> Problem to solve: Write out the material below again, unchanged.

> Given entries:
— Start —

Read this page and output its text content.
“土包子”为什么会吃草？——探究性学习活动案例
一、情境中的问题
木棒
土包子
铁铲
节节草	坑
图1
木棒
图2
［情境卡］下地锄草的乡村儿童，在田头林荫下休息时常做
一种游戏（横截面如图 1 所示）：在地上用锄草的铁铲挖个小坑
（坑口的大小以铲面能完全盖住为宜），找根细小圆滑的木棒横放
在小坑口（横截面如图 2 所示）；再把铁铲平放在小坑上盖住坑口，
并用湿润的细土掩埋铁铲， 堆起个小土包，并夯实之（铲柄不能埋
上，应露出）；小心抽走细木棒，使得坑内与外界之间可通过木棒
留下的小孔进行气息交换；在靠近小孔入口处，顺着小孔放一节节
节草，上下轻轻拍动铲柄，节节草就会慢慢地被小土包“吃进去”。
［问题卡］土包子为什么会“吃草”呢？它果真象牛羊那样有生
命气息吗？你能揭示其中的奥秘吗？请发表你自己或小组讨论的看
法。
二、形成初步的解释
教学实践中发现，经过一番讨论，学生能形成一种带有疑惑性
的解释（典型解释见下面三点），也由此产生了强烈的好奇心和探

— End —

> Output below:
Read this page and output its text content.
“土包子”为什么会吃草？——探究性学习活动案例
一、情境中的问题
木棒
土包子
铁铲
节节草	坑
图1
木棒
图2
［情境卡］下地锄草的乡村儿童，在田头林荫下休息时常做
一种游戏（横截面如图 1 所示）：在地上用锄草的铁铲挖个小坑
（坑口的大小以铲面能完全盖住为宜），找根细小圆滑的木棒横放
在小坑口（横截面如图 2 所示）；再把铁铲平放在小坑上盖住坑口，
并用湿润的细土掩埋铁铲， 堆起个小土包，并夯实之（铲柄不能埋
上，应露出）；小心抽走细木棒，使得坑内与外界之间可通过木棒
留下的小孔进行气息交换；在靠近小孔入口处，顺着小孔放一节节
节草，上下轻轻拍动铲柄，节节草就会慢慢地被小土包“吃进去”。
［问题卡］土包子为什么会“吃草”呢？它果真象牛羊那样有生
命气息吗？你能揭示其中的奥秘吗？请发表你自己或小组讨论的看
法。
二、形成初步的解释
教学实践中发现，经过一番讨论，学生能形成一种带有疑惑性
的解释（典型解释见下面三点），也由此产生了强烈的好奇心和探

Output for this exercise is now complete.